Set exercise — Restate the whole listing exactly.

The input —
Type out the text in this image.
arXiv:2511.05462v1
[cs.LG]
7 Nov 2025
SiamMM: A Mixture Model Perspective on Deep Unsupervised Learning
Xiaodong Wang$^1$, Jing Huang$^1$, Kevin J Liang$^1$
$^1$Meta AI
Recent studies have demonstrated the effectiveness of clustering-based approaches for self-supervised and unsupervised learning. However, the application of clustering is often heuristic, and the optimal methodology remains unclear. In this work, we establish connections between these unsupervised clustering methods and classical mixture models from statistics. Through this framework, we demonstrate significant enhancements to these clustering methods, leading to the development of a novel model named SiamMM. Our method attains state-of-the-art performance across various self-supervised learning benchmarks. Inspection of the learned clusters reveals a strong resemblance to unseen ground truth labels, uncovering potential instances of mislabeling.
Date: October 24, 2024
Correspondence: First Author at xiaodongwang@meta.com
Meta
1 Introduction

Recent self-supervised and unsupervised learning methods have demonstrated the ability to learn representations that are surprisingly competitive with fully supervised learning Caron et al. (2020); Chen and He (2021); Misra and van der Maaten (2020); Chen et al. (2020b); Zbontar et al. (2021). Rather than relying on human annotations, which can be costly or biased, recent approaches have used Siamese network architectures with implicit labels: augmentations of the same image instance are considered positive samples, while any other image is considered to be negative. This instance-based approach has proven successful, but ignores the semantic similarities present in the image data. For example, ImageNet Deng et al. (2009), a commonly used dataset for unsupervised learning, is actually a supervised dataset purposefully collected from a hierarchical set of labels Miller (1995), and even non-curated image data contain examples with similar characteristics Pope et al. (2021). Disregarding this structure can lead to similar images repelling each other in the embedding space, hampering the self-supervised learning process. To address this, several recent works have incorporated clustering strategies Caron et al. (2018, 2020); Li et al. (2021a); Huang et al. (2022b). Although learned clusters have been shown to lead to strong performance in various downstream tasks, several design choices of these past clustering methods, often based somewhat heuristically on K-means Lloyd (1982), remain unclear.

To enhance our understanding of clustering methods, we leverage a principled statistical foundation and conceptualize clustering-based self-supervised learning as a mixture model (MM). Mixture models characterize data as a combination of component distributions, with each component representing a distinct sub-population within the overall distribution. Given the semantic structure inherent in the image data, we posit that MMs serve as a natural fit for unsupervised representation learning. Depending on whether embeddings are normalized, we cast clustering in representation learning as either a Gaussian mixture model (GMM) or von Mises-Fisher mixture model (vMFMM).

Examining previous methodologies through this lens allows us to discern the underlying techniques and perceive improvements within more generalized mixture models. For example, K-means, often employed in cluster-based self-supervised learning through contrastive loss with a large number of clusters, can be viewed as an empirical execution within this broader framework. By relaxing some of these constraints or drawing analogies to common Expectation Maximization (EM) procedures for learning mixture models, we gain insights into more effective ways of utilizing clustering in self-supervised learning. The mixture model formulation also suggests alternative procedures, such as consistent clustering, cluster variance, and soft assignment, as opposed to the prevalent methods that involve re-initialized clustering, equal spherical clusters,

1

Exercise result —
Type out the text in this image.
arXiv:2511.05462v1
[cs.LG]
7 Nov 2025
SiamMM: A Mixture Model Perspective on Deep Unsupervised Learning
Xiaodong Wang$^1$, Jing Huang$^1$, Kevin J Liang$^1$
$^1$Meta AI
Recent studies have demonstrated the effectiveness of clustering-based approaches for self-supervised and unsupervised learning. However, the application of clustering is often heuristic, and the optimal methodology remains unclear. In this work, we establish connections between these unsupervised clustering methods and classical mixture models from statistics. Through this framework, we demonstrate significant enhancements to these clustering methods, leading to the development of a novel model named SiamMM. Our method attains state-of-the-art performance across various self-supervised learning benchmarks. Inspection of the learned clusters reveals a strong resemblance to unseen ground truth labels, uncovering potential instances of mislabeling.
Date: October 24, 2024
Correspondence: First Author at xiaodongwang@meta.com
Meta
1 Introduction

Recent self-supervised and unsupervised learning methods have demonstrated the ability to learn representations that are surprisingly competitive with fully supervised learning Caron et al. (2020); Chen and He (2021); Misra and van der Maaten (2020); Chen et al. (2020b); Zbontar et al. (2021). Rather than relying on human annotations, which can be costly or biased, recent approaches have used Siamese network architectures with implicit labels: augmentations of the same image instance are considered positive samples, while any other image is considered to be negative. This instance-based approach has proven successful, but ignores the semantic similarities present in the image data. For example, ImageNet Deng et al. (2009), a commonly used dataset for unsupervised learning, is actually a supervised dataset purposefully collected from a hierarchical set of labels Miller (1995), and even non-curated image data contain examples with similar characteristics Pope et al. (2021). Disregarding this structure can lead to similar images repelling each other in the embedding space, hampering the self-supervised learning process. To address this, several recent works have incorporated clustering strategies Caron et al. (2018, 2020); Li et al. (2021a); Huang et al. (2022b). Although learned clusters have been shown to lead to strong performance in various downstream tasks, several design choices of these past clustering methods, often based somewhat heuristically on K-means Lloyd (1982), remain unclear.

To enhance our understanding of clustering methods, we leverage a principled statistical foundation and conceptualize clustering-based self-supervised learning as a mixture model (MM). Mixture models characterize data as a combination of component distributions, with each component representing a distinct sub-population within the overall distribution. Given the semantic structure inherent in the image data, we posit that MMs serve as a natural fit for unsupervised representation learning. Depending on whether embeddings are normalized, we cast clustering in representation learning as either a Gaussian mixture model (GMM) or von Mises-Fisher mixture model (vMFMM).

Examining previous methodologies through this lens allows us to discern the underlying techniques and perceive improvements within more generalized mixture models. For example, K-means, often employed in cluster-based self-supervised learning through contrastive loss with a large number of clusters, can be viewed as an empirical execution within this broader framework. By relaxing some of these constraints or drawing analogies to common Expectation Maximization (EM) procedures for learning mixture models, we gain insights into more effective ways of utilizing clustering in self-supervised learning. The mixture model formulation also suggests alternative procedures, such as consistent clustering, cluster variance, and soft assignment, as opposed to the prevalent methods that involve re-initialized clustering, equal spherical clusters,

1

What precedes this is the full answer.